**Schriftliche Aufgabe 1**: Gib in den Zeilen weiter unten den Abschnitt von der Zeile mit „1064, 1004, 1086)“ bis einschließlich der Zeile mit „1074, 2229, 1119)“ unverändert wieder.

==== Textauszug

Manchmal verläuft das Leben einfach nicht nach Plan, weshalb sich Jenny Graves (Ashley Laurence) dazu gezwungen sieht, ihr bisheriges Leben in Detroit hinter sich zu lassen und mit ihren beiden Söhnen nach Fairfield, Alabama zu ziehen – „nur übergangsweise“, wie sie beim Beziehen des (Wohn-) Trailers betont. Einige Jahre später ist jener Wunsch jedoch einer nüchternen Realität gewichen, denn die junge Familie wohnt noch immer dort. Jenny hat inzwischen geheiratet, um wenigstens etwas Stabilität zu erhalten, aber ihr Ehemann Earl (Kevin Gage) ist ein aggressiver Zeitgenosse, der zudem schnell handgreiflich wird (selbst wenn er mal nüchtern ist), ihr jüngerer Sohn Jay (Lucas Till) hat nach anfänglichen Schwierigkeiten in Gestalt der Kirche einen Sinn und Richtungsweiser gefunden, während sich der inzwischen im Teenageralter befindliche Green (Brett Harrison) zu einem „Fangoria“-verschlingenden „Horrorfilm Geek“ entwickelt hat, der ambitioniert, talentiert sowie leidenschaftlich daran arbeitet, Special Effects Masken, Make-up und Requisiten zu kreieren. Sein Traum ist es, eines Tages einen Job in Hollywood zu bekommen, um dieser Kleinstadt zu entfliehen, in welche er eindeutig nicht hineingehört. Bis dato vertreibt er sich, abgesehen von seinem Hobby, hauptsächlich die Zeit damit, Genrefilme anzuschauen oder mit seinen Kumpels Glühwürmchen zu fangen.

========
==== Eingabedaten

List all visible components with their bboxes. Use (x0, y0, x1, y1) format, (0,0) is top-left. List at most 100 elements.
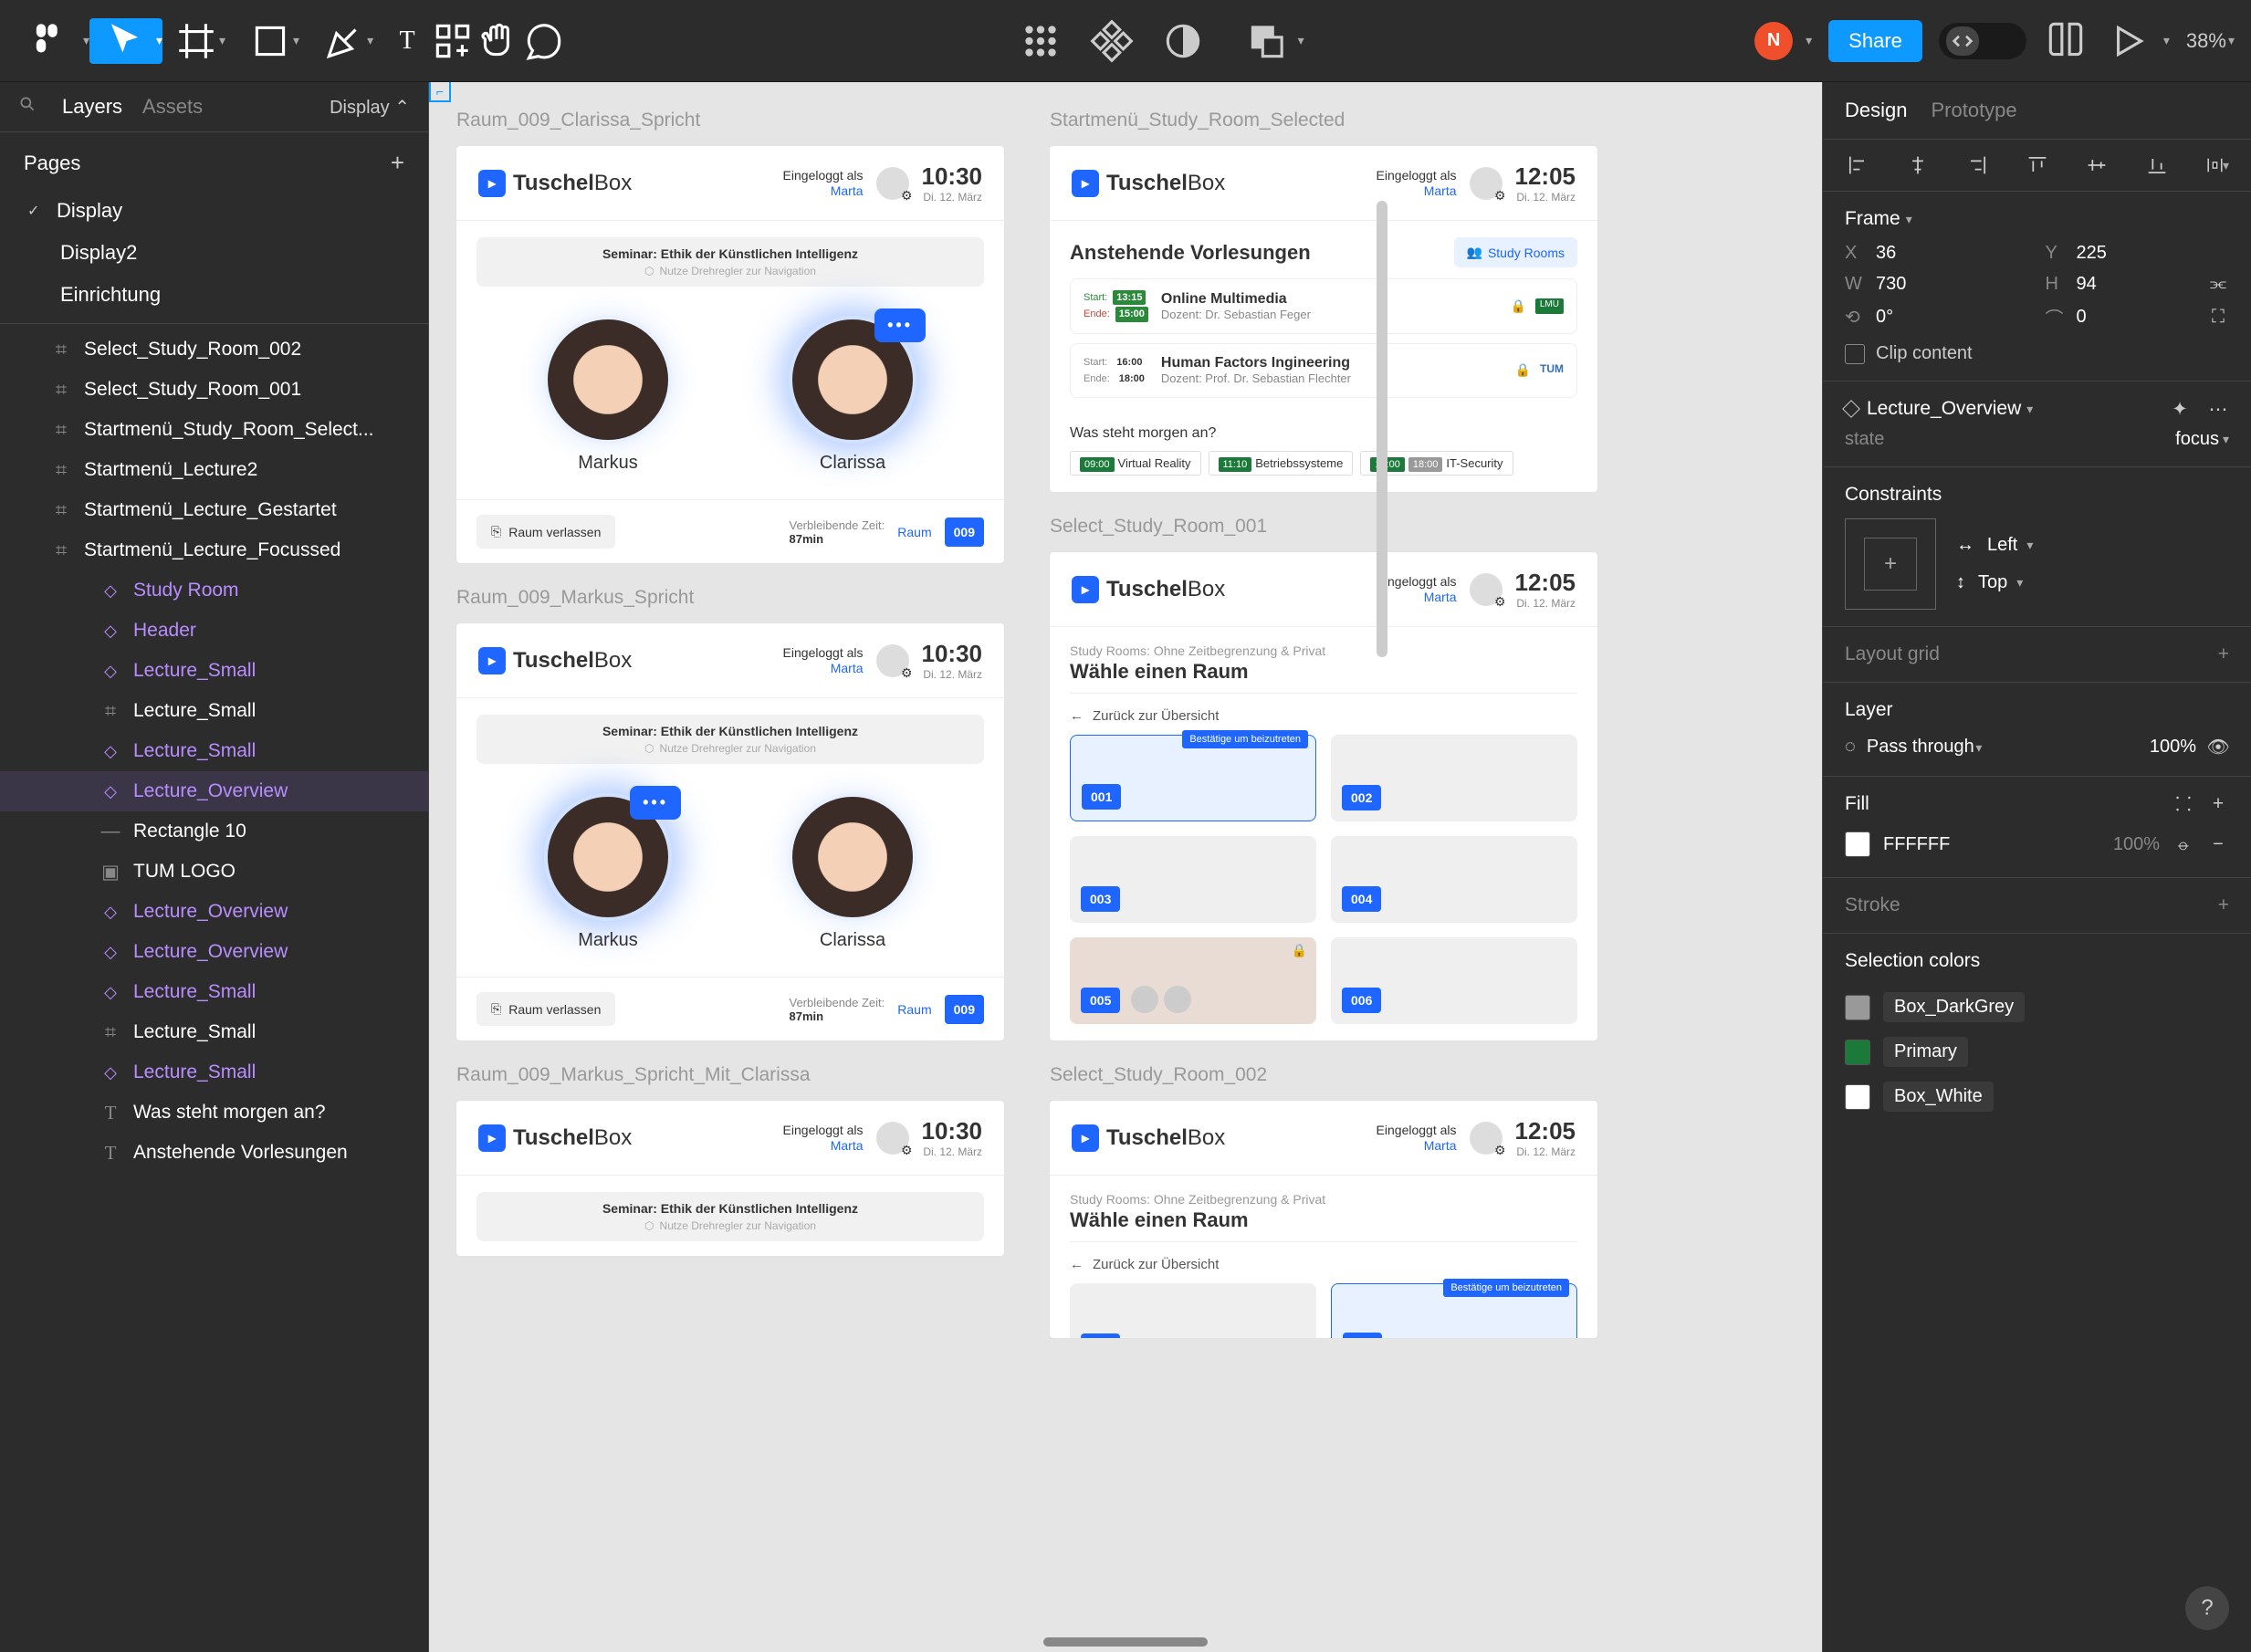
frame-label[interactable]: Raum_009_Markus_Spricht_Mit_Clarissa (456, 1064, 1004, 1086)
layer-item[interactable]: Rectangle 10 (0, 811, 428, 852)
swap-icon[interactable]: ✦ (2169, 398, 2191, 420)
tab-design[interactable]: Design (1845, 99, 1907, 122)
distribute-icon[interactable]: ▾ (2204, 152, 2229, 178)
layer-item[interactable]: Lecture_Small (0, 651, 428, 691)
layer-item[interactable]: Study Room (0, 570, 428, 611)
align-top-icon[interactable] (2025, 152, 2050, 178)
selection-color-row[interactable]: Box_White (1845, 1074, 2229, 1119)
align-left-icon[interactable] (1845, 152, 1870, 178)
fill-hex-input[interactable]: FFFFFF (1883, 834, 1950, 855)
more-icon[interactable]: ⋯ (2207, 398, 2229, 420)
plus-icon[interactable]: + (2218, 643, 2229, 665)
user-avatar[interactable]: N (1754, 22, 1793, 60)
v-constraint-select[interactable]: ↕Top▾ (1956, 572, 2229, 593)
layer-item[interactable]: Lecture_Overview (0, 771, 428, 811)
hand-tool[interactable] (476, 18, 521, 64)
text-tool[interactable]: T (384, 18, 430, 64)
plus-icon[interactable]: + (2207, 793, 2229, 815)
corners-icon[interactable]: ⛶ (2207, 307, 2229, 329)
artboard[interactable]: ▸TuschelBoxEingeloggt alsMarta12:05Di. 1… (1050, 1101, 1597, 1338)
artboard[interactable]: ▸TuschelBoxEingeloggt alsMarta10:30Di. 1… (456, 623, 1004, 1040)
minus-icon[interactable]: − (2207, 833, 2229, 855)
library-icon[interactable] (2043, 18, 2089, 64)
layer-item[interactable]: Select_Study_Room_002 (0, 329, 428, 370)
page-item[interactable]: ✓Display (9, 190, 419, 232)
layer-item[interactable]: Lecture_Overview (0, 932, 428, 972)
layer-item[interactable]: Startmenü_Study_Room_Select... (0, 410, 428, 450)
fill-opacity-input[interactable]: 100% (2113, 834, 2160, 855)
radius-input[interactable]: ⌒0⛶ (2046, 304, 2230, 330)
opacity-input[interactable]: 100% (2150, 737, 2196, 758)
page-selector[interactable]: Display ⌃ (330, 96, 410, 119)
shape-tool[interactable] (247, 18, 293, 64)
layout-grid-section[interactable]: Layout grid+ (1823, 627, 2251, 683)
zoom-level[interactable]: 38%▾ (2186, 29, 2235, 53)
fill-swatch[interactable] (1845, 831, 1870, 857)
horizontal-scrollbar[interactable] (1043, 1637, 1208, 1647)
tab-prototype[interactable]: Prototype (1931, 99, 2016, 122)
layer-item[interactable]: Lecture_Overview (0, 892, 428, 932)
layer-item[interactable]: Anstehende Vorlesungen (0, 1133, 428, 1173)
dev-mode-toggle[interactable] (1939, 23, 2026, 59)
tab-assets[interactable]: Assets (142, 95, 203, 119)
page-item[interactable]: Einrichtung (9, 274, 419, 316)
artboard[interactable]: ▸TuschelBoxEingeloggt alsMarta12:05Di. 1… (1050, 146, 1597, 492)
layer-item[interactable]: Was steht morgen an? (0, 1093, 428, 1133)
h-input[interactable]: H94⫘ (2046, 273, 2230, 295)
chevron-down-icon[interactable]: ▾ (1806, 33, 1812, 48)
play-icon[interactable] (2105, 18, 2151, 64)
chevron-down-icon[interactable]: ▾ (1906, 212, 1912, 227)
hide-icon[interactable]: ⦵ (2172, 833, 2194, 855)
layer-item[interactable]: Startmenü_Lecture_Focussed (0, 530, 428, 570)
layer-item[interactable]: Lecture_Small (0, 972, 428, 1012)
selection-color-row[interactable]: Box_DarkGrey (1845, 985, 2229, 1030)
align-hcenter-icon[interactable] (1905, 152, 1931, 178)
frame-tool[interactable] (173, 18, 219, 64)
blend-mode-select[interactable]: Pass through ▾ (1867, 737, 1982, 758)
page-item[interactable]: Display2 (9, 232, 419, 274)
layer-item[interactable]: Startmenü_Lecture2 (0, 450, 428, 490)
move-tool[interactable]: ▾ (89, 18, 162, 64)
resources-tool[interactable] (430, 18, 476, 64)
x-input[interactable]: X36 (1845, 243, 2029, 264)
layer-item[interactable]: Lecture_Small (0, 1052, 428, 1093)
add-page-button[interactable]: + (391, 149, 404, 177)
layer-item[interactable]: Lecture_Small (0, 731, 428, 771)
component-icon[interactable] (1089, 18, 1135, 64)
selection-color-row[interactable]: Primary (1845, 1030, 2229, 1074)
layer-item[interactable]: Header (0, 611, 428, 651)
comment-tool[interactable] (521, 18, 567, 64)
canvas[interactable]: ⌐ Raum_009_Clarissa_Spricht ▸TuschelBoxE… (429, 82, 1822, 1652)
share-button[interactable]: Share (1828, 20, 1922, 62)
search-icon[interactable] (18, 95, 37, 119)
layer-item[interactable]: Startmenü_Lecture_Gestartet (0, 490, 428, 530)
pen-tool[interactable] (321, 18, 367, 64)
figma-menu[interactable]: ▾ (16, 18, 89, 64)
frame-label[interactable]: Select_Study_Room_002 (1050, 1064, 1597, 1086)
align-bottom-icon[interactable] (2144, 152, 2170, 178)
state-select[interactable]: focus▾ (2175, 429, 2229, 450)
align-right-icon[interactable] (1964, 152, 1990, 178)
align-vcenter-icon[interactable] (2084, 152, 2110, 178)
component-name[interactable]: Lecture_Overview (1867, 398, 2021, 420)
mask-icon[interactable] (1160, 18, 1206, 64)
grid-icon[interactable] (1018, 18, 1063, 64)
constraints-widget[interactable]: + (1845, 518, 1936, 610)
layer-item[interactable]: Lecture_Small (0, 1012, 428, 1052)
eye-icon[interactable]: 👁 (2207, 736, 2229, 758)
layer-item[interactable]: Lecture_Small (0, 691, 428, 731)
plus-icon[interactable]: + (2218, 894, 2229, 916)
rotation-input[interactable]: ⟲0° (1845, 304, 2029, 330)
tab-layers[interactable]: Layers (62, 95, 122, 119)
link-icon[interactable]: ⫘ (2207, 273, 2229, 295)
styles-icon[interactable]: ⸬ (2172, 793, 2194, 815)
artboard[interactable]: ▸TuschelBoxEingeloggt alsMarta10:30Di. 1… (456, 1101, 1004, 1256)
h-constraint-select[interactable]: ↔Left▾ (1956, 535, 2229, 556)
artboard[interactable]: ▸TuschelBoxEingeloggt alsMarta10:30Di. 1… (456, 146, 1004, 563)
vertical-scrollbar[interactable] (1377, 201, 1387, 657)
clip-content-toggle[interactable]: Clip content (1845, 343, 2229, 364)
frame-label[interactable]: Startmenü_Study_Room_Selected (1050, 110, 1597, 131)
layer-item[interactable]: TUM LOGO (0, 852, 428, 892)
stroke-section[interactable]: Stroke+ (1823, 878, 2251, 934)
frame-label[interactable]: Raum_009_Clarissa_Spricht (456, 110, 1004, 131)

========

**Schriftliche Aufgabe 2**: In welchen Ort zieht Jenny Graves laut dem Textauszug mit ihren beiden Söhnen?

**Lösung 1**:
frame-label[interactable]: Raum_009_Markus_Spricht_Mit_Clarissa (456, 1064, 1004, 1086)
layer-item[interactable]: Rectangle 10 (0, 811, 428, 852)
swap-icon[interactable]: ✦ (2169, 398, 2191, 420)
tab-design[interactable]: Design (1845, 99, 1907, 122)
distribute-icon[interactable]: ▾ (2204, 152, 2229, 178)
layer-item[interactable]: Lecture_Small (0, 651, 428, 691)
layer-item[interactable]: Study Room (0, 570, 428, 611)
align-top-icon[interactable] (2025, 152, 2050, 178)
selection-color-row[interactable]: Box_White (1845, 1074, 2229, 1119)

**Lösung 2**: Nach Fairfield, Alabama.